◆ MATERIALS PROVIDED:
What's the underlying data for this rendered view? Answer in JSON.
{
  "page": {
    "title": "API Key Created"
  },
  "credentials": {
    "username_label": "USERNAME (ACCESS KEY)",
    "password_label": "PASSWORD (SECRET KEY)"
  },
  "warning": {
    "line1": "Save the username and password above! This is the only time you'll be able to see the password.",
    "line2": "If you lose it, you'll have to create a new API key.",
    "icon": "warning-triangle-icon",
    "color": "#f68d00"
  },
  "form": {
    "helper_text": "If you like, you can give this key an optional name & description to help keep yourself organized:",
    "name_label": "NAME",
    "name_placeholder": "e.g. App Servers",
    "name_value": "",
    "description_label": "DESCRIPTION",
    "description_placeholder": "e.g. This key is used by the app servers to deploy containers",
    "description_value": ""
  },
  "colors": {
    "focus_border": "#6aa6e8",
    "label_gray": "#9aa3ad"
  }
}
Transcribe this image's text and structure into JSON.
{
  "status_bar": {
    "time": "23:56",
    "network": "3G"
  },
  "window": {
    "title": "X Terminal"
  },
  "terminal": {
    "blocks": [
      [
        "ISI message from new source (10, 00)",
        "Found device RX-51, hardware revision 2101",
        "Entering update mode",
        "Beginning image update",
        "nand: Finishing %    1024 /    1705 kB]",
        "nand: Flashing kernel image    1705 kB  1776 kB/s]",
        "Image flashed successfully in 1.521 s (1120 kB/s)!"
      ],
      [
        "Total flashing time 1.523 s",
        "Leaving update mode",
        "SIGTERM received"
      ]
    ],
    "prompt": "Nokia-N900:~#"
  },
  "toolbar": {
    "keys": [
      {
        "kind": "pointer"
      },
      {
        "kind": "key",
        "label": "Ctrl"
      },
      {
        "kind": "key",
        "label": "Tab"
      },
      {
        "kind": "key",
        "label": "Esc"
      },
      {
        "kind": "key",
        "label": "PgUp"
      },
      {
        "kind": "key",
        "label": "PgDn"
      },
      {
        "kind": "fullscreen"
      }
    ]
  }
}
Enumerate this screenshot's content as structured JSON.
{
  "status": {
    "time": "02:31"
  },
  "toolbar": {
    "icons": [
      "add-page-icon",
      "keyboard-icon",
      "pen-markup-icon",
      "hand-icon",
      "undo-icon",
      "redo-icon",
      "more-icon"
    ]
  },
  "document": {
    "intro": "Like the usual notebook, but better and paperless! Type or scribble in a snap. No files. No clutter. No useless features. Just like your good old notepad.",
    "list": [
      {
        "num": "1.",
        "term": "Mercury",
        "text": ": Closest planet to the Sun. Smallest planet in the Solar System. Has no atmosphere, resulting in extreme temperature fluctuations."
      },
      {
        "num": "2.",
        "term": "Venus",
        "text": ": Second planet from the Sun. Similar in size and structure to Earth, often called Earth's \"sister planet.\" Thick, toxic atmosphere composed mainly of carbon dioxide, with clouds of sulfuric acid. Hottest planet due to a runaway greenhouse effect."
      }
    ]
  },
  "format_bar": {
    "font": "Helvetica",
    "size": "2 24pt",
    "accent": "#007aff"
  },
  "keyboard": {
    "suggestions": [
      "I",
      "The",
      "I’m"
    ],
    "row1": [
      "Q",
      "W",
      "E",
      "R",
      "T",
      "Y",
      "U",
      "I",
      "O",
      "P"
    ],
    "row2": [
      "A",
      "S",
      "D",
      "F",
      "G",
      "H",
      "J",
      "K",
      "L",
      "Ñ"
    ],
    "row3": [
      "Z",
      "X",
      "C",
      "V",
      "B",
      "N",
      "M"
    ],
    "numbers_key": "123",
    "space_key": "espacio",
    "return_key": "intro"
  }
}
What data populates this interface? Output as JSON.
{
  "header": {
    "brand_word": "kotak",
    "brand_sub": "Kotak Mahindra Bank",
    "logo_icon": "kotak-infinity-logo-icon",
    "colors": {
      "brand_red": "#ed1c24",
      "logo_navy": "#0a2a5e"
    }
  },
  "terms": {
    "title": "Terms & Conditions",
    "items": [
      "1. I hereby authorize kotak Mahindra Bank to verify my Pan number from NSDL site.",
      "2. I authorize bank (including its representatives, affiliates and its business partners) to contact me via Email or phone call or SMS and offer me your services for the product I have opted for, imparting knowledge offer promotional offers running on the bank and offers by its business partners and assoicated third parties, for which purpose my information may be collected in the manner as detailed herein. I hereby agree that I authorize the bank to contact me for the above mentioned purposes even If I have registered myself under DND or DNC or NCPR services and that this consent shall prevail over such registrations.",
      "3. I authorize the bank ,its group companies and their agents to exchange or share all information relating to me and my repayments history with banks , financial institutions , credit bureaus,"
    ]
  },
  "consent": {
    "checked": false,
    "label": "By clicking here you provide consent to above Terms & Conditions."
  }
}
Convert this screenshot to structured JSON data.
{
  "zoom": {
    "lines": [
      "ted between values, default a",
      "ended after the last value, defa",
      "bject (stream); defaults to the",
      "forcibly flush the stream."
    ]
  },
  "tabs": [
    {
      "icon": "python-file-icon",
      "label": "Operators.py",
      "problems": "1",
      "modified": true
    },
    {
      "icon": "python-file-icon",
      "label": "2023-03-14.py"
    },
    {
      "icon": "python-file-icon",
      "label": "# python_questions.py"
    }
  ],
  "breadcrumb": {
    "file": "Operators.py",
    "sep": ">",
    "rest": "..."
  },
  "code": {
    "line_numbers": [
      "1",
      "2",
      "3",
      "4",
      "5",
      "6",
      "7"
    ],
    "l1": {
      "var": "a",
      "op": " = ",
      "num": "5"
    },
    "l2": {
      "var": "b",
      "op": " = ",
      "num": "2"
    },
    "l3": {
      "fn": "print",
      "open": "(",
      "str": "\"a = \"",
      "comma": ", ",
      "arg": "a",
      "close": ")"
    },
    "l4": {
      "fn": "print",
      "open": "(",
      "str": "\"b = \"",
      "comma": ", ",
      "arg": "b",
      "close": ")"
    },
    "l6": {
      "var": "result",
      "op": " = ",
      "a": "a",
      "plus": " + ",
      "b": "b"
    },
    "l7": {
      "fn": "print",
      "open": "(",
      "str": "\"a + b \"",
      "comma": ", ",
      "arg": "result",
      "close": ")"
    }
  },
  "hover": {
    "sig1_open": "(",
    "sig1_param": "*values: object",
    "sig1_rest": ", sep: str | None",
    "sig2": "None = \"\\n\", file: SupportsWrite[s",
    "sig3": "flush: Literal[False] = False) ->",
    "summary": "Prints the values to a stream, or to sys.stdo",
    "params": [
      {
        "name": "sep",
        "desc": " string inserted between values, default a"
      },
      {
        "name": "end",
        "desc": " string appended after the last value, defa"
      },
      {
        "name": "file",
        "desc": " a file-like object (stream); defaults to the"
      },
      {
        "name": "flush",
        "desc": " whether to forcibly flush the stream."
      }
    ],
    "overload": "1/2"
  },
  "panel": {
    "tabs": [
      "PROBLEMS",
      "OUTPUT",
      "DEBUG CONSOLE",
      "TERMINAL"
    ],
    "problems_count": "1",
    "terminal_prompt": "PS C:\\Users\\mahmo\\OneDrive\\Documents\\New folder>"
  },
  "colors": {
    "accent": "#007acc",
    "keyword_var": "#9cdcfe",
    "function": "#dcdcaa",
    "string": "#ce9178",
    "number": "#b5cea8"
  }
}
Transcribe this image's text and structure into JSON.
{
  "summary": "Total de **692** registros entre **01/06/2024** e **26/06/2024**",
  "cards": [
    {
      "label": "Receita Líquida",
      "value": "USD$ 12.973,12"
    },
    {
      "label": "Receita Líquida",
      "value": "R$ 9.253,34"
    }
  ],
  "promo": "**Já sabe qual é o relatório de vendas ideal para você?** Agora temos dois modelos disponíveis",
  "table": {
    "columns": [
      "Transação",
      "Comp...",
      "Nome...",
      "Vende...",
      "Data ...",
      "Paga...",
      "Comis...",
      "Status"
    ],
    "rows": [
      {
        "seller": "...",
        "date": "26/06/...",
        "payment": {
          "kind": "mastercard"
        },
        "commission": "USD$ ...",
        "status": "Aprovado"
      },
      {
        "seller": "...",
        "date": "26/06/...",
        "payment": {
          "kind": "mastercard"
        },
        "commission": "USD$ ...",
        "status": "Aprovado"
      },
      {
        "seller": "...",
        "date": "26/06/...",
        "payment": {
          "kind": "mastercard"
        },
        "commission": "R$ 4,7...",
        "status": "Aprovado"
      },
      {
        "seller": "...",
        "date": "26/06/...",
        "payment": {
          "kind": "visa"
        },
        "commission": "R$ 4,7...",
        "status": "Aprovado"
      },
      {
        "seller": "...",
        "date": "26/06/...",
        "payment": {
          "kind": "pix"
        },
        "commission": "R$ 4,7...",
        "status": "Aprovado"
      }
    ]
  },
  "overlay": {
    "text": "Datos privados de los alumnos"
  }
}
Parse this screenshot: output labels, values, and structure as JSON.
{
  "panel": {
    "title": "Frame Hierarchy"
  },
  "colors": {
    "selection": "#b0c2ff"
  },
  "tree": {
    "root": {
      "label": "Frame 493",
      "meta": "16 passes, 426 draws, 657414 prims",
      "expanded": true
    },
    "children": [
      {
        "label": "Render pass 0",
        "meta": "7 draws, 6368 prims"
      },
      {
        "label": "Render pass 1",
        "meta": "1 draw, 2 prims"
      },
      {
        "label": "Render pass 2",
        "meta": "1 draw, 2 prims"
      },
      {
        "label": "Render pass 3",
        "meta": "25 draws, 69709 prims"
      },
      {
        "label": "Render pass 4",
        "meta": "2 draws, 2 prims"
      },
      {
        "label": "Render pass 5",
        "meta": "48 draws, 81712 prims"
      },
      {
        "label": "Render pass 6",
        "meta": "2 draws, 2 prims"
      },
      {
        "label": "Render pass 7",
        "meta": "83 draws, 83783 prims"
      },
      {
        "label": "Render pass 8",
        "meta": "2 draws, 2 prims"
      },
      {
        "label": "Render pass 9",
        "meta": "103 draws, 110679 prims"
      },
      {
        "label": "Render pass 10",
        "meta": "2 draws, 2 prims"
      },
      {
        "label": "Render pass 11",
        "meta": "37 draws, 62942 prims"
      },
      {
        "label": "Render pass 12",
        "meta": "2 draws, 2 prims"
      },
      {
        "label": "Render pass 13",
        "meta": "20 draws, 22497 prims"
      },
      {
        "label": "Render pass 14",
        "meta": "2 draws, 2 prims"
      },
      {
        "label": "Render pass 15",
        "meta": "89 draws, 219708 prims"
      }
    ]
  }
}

◆ SHORT PROBLEM:
Copy each line of the entries that includes the word "Frame".

◆ EXERCISE RESPONSE:
    "title": "Frame Hierarchy"
      "label": "Frame 493",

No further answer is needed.